_Data shown_
:::::

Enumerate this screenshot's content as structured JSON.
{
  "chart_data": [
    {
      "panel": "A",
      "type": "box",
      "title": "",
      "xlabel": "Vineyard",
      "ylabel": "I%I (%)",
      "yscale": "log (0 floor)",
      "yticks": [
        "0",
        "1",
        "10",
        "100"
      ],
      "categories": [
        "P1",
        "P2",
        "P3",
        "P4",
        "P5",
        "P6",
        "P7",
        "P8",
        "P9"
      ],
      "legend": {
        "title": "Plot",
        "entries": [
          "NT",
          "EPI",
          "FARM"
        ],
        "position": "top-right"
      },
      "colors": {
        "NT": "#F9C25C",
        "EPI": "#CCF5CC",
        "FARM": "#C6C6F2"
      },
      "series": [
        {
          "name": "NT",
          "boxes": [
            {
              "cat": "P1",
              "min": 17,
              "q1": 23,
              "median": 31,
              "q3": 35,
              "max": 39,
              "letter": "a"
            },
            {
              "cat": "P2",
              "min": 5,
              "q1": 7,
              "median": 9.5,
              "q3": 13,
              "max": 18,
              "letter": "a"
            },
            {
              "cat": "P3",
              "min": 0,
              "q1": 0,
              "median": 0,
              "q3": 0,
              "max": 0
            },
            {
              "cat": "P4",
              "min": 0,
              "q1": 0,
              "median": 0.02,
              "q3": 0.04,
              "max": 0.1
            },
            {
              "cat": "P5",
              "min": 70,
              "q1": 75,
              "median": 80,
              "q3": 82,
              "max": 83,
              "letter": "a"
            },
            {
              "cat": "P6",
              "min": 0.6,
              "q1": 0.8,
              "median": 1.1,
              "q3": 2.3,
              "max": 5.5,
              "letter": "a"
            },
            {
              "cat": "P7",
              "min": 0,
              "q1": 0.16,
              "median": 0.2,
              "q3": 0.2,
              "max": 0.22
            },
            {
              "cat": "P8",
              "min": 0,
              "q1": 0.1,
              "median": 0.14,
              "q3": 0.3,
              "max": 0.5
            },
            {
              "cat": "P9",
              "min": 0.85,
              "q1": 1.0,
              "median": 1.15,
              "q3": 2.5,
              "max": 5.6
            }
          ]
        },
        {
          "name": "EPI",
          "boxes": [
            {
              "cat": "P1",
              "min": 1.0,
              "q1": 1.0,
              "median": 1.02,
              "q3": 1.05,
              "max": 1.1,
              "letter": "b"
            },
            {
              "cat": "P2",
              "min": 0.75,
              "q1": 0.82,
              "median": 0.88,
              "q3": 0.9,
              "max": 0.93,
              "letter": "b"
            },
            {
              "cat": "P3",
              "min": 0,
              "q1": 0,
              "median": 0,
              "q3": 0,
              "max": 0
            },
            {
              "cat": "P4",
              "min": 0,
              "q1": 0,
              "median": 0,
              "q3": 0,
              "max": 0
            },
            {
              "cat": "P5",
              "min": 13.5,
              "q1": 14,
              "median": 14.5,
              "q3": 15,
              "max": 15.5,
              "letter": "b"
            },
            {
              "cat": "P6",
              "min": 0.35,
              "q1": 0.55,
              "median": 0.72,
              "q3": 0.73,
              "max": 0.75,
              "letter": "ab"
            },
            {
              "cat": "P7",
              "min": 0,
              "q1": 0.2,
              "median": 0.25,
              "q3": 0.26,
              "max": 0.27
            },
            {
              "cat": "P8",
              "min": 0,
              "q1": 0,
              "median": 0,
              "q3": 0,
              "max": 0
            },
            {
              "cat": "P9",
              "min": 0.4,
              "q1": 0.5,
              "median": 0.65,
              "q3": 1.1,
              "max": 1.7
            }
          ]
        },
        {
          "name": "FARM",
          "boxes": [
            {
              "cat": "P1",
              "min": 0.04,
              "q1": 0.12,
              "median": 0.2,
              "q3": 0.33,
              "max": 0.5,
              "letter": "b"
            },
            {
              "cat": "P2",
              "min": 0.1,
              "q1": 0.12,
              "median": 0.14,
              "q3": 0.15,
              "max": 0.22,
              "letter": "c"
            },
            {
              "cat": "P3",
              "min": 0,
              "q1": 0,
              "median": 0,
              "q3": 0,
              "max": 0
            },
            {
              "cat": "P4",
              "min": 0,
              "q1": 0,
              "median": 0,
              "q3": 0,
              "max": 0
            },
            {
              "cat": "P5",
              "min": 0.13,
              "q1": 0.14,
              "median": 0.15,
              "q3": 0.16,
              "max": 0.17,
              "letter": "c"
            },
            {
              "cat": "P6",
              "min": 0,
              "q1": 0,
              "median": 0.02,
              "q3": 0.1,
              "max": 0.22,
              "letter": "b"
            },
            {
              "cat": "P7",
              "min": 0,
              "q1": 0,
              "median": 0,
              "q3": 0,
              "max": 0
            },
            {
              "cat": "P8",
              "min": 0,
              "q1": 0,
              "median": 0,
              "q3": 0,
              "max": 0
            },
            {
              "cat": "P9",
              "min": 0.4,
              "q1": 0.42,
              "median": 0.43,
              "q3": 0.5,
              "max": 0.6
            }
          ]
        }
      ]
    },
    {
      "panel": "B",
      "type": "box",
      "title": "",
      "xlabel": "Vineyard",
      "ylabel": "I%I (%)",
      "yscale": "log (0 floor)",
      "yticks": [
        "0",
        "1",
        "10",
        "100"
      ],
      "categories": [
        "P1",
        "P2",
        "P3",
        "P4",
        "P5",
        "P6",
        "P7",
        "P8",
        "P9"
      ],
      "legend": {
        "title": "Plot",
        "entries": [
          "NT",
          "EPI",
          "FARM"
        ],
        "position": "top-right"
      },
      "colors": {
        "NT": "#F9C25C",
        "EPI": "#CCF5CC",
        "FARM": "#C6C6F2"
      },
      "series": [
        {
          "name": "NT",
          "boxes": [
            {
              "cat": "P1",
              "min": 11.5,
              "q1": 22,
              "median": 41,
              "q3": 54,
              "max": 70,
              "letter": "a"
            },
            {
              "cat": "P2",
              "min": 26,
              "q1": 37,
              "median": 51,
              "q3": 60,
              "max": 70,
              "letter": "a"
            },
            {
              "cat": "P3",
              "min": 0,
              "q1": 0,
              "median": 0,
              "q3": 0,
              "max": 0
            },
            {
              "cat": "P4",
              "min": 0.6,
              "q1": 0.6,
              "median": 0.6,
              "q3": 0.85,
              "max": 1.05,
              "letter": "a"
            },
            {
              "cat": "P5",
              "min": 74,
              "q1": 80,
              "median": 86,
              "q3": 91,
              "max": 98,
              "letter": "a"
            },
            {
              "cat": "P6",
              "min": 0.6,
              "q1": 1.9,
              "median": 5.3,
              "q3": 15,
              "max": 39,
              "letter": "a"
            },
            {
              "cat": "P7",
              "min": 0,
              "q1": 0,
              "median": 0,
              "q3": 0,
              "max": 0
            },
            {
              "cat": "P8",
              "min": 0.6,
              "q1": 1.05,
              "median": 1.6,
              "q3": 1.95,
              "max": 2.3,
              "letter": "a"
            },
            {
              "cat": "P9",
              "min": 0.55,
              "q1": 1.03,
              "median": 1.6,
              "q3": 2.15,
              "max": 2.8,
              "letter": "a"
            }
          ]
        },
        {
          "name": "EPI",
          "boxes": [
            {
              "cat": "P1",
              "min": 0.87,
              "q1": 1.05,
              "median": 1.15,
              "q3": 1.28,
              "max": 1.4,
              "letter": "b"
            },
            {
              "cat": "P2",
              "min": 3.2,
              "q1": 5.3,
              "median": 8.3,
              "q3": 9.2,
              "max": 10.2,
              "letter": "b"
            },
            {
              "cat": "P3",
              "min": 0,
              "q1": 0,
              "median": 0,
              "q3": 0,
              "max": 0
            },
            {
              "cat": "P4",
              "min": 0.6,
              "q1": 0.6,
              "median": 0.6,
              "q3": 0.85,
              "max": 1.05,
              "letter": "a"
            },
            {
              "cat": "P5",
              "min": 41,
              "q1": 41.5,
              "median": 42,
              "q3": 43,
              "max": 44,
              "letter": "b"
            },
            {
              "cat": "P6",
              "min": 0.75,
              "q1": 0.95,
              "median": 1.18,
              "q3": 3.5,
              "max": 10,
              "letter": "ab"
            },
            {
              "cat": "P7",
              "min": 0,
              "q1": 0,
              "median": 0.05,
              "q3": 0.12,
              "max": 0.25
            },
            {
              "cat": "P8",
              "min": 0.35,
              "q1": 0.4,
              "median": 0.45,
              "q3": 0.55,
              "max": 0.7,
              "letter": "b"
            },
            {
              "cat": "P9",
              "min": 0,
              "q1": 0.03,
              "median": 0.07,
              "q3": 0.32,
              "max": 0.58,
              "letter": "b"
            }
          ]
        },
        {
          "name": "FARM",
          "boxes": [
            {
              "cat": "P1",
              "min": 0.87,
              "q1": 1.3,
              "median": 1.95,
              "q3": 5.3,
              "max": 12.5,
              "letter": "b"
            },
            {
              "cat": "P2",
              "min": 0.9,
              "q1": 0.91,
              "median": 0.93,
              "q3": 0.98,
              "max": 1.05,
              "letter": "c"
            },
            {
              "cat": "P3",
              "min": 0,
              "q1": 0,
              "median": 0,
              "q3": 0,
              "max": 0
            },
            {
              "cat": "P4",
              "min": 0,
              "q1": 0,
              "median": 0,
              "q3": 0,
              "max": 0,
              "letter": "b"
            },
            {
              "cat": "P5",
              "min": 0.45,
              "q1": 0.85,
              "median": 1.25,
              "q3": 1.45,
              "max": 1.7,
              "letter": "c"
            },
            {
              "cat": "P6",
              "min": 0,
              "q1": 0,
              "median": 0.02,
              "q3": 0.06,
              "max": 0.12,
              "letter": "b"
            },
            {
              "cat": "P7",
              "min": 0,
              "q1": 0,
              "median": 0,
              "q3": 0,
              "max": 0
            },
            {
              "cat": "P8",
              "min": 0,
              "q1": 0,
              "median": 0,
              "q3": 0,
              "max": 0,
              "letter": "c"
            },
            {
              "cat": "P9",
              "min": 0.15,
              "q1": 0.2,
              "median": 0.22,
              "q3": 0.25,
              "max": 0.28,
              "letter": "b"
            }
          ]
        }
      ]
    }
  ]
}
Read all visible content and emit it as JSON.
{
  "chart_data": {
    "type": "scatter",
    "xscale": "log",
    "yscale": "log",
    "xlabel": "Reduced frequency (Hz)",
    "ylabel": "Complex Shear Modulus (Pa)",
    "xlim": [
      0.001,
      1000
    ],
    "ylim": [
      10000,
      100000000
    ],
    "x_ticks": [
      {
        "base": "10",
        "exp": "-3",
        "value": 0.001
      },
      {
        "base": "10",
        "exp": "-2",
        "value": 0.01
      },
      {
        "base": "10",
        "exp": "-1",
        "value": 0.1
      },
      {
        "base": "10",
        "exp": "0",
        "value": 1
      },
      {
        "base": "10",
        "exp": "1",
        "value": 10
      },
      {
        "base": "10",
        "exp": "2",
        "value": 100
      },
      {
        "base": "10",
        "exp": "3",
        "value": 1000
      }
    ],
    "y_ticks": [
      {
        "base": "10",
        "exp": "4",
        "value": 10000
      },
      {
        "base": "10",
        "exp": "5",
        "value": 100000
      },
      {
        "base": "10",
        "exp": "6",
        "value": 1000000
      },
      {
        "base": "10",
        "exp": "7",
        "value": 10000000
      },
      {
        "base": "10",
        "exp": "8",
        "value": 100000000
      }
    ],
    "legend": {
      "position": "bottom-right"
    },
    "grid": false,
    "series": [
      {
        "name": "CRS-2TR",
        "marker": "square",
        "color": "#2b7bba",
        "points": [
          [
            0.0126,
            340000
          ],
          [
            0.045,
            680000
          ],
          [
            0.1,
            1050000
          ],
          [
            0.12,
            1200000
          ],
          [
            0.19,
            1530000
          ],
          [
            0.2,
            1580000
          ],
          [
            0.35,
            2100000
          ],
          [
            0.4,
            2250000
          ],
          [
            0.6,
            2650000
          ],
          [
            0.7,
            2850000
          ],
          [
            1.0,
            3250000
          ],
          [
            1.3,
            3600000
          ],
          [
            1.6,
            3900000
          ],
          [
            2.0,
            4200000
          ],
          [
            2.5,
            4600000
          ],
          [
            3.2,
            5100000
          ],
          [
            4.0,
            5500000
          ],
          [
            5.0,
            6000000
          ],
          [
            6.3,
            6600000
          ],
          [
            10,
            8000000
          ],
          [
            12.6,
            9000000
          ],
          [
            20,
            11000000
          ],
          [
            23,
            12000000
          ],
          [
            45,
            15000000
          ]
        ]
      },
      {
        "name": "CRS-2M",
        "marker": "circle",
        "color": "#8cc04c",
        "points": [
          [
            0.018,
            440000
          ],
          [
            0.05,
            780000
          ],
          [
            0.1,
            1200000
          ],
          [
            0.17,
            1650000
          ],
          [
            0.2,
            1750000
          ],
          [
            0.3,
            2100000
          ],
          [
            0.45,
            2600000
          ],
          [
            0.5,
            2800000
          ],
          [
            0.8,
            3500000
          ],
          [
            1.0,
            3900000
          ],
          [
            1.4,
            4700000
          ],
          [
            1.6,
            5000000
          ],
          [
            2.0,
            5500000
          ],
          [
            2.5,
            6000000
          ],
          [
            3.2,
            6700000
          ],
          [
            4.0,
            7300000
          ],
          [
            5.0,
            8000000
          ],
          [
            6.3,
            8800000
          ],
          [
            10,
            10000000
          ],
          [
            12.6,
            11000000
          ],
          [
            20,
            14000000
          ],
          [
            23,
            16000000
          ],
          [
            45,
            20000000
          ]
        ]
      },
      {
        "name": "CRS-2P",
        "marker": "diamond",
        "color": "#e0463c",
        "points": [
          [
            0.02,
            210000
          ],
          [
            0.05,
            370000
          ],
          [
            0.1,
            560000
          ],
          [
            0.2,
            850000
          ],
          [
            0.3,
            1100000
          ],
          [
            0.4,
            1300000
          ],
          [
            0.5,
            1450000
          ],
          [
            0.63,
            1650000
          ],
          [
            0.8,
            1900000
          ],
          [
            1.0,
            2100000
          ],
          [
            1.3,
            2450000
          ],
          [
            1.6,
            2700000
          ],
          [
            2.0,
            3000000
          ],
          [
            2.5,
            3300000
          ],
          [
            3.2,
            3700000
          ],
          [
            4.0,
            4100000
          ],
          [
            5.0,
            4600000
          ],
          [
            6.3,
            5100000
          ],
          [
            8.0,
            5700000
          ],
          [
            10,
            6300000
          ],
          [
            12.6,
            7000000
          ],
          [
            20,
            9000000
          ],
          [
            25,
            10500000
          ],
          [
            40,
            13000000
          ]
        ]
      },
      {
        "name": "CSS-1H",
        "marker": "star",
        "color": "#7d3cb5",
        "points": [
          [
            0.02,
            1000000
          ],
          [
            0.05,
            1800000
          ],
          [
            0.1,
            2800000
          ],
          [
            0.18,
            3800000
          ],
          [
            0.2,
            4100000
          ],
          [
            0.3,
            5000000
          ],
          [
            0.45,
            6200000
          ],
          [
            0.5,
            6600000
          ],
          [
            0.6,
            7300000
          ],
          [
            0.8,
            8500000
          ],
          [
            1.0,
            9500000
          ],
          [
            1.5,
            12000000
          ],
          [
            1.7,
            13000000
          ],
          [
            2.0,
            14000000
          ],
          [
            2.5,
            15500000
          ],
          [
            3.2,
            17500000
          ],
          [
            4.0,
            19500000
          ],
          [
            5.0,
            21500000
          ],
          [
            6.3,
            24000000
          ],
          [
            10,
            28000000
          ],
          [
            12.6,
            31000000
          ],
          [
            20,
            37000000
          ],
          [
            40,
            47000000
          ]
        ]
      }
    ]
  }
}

:::::

_Stated exercise_
Which lines contain the word "marker"? Copy each of them.

_Written answer_
        "marker": "square",
        "marker": "circle",
        "marker": "diamond",
        "marker": "star",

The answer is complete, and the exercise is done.